What follows is a set of entries. Give them again exactly, without the pictures.

━━ TASK INPUTS ━━

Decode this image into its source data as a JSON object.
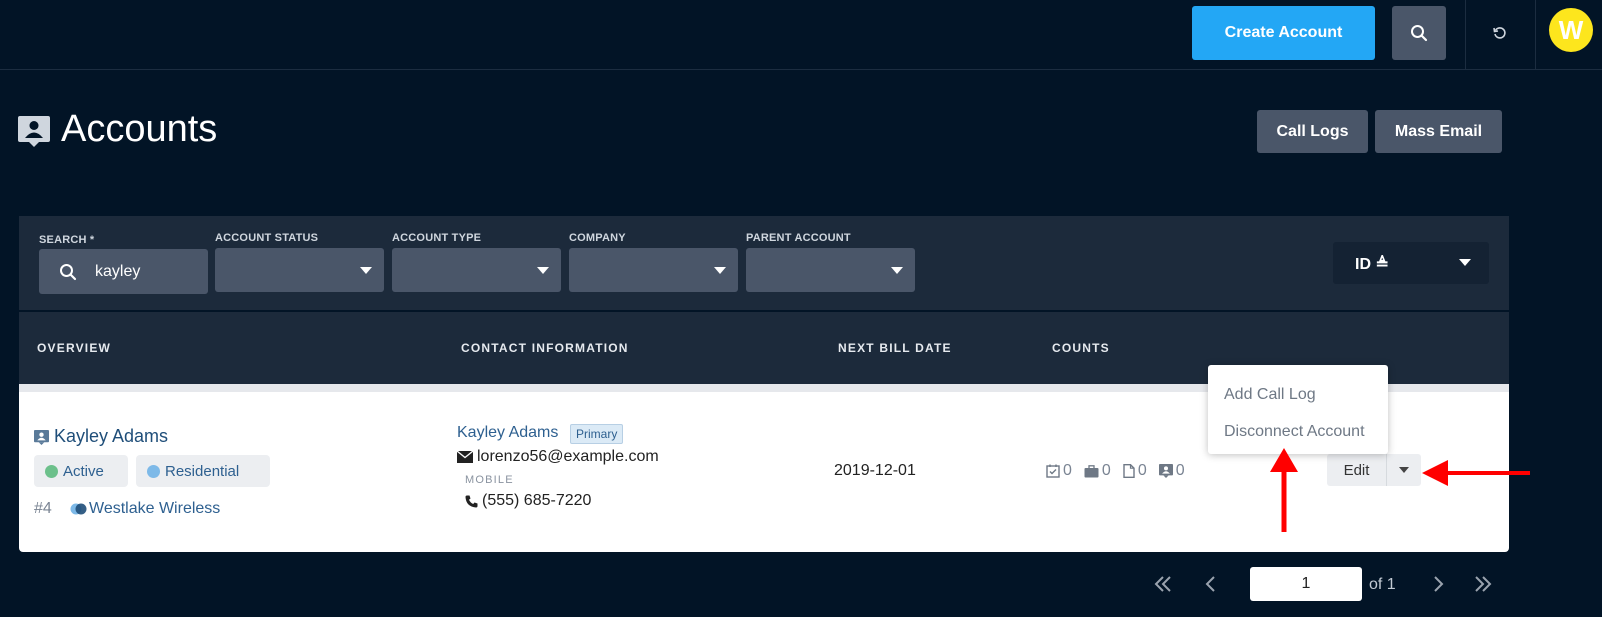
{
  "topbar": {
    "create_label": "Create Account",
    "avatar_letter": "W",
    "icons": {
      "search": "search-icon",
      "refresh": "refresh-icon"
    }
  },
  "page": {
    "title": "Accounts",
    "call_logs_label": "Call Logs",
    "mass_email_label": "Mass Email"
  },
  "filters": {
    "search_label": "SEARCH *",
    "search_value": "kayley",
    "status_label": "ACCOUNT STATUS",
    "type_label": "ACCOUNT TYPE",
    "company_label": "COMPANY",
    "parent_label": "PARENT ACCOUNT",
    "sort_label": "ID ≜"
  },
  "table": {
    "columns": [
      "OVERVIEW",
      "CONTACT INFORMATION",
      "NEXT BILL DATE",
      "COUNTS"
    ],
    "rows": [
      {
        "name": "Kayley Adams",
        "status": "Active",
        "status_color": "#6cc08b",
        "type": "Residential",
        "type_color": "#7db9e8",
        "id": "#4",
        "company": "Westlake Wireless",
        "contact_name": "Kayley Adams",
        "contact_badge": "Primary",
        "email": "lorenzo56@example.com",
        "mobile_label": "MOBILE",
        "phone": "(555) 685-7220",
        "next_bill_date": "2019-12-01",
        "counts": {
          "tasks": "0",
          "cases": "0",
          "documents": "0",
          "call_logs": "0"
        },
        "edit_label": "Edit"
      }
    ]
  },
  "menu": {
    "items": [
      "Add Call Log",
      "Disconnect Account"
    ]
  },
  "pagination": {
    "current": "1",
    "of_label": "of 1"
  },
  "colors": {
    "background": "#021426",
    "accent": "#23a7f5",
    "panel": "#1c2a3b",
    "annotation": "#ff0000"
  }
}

━━━

## ANSWER TO THE EXERCISE
Decode this image into its source data as a JSON object.
{
  "topbar": {
    "create_label": "Create Account",
    "avatar_letter": "W",
    "icons": {
      "search": "search-icon",
      "refresh": "refresh-icon"
    }
  },
  "page": {
    "title": "Accounts",
    "call_logs_label": "Call Logs",
    "mass_email_label": "Mass Email"
  },
  "filters": {
    "search_label": "SEARCH *",
    "search_value": "kayley",
    "status_label": "ACCOUNT STATUS",
    "type_label": "ACCOUNT TYPE",
    "company_label": "COMPANY",
    "parent_label": "PARENT ACCOUNT",
    "sort_label": "ID ≜"
  },
  "table": {
    "columns": [
      "OVERVIEW",
      "CONTACT INFORMATION",
      "NEXT BILL DATE",
      "COUNTS"
    ],
    "rows": [
      {
        "name": "Kayley Adams",
        "status": "Active",
        "status_color": "#6cc08b",
        "type": "Residential",
        "type_color": "#7db9e8",
        "id": "#4",
        "company": "Westlake Wireless",
        "contact_name": "Kayley Adams",
        "contact_badge": "Primary",
        "email": "lorenzo56@example.com",
        "mobile_label": "MOBILE",
        "phone": "(555) 685-7220",
        "next_bill_date": "2019-12-01",
        "counts": {
          "tasks": "0",
          "cases": "0",
          "documents": "0",
          "call_logs": "0"
        },
        "edit_label": "Edit"
      }
    ]
  },
  "menu": {
    "items": [
      "Add Call Log",
      "Disconnect Account"
    ]
  },
  "pagination": {
    "current": "1",
    "of_label": "of 1"
  },
  "colors": {
    "background": "#021426",
    "accent": "#23a7f5",
    "panel": "#1c2a3b",
    "annotation": "#ff0000"
  }
}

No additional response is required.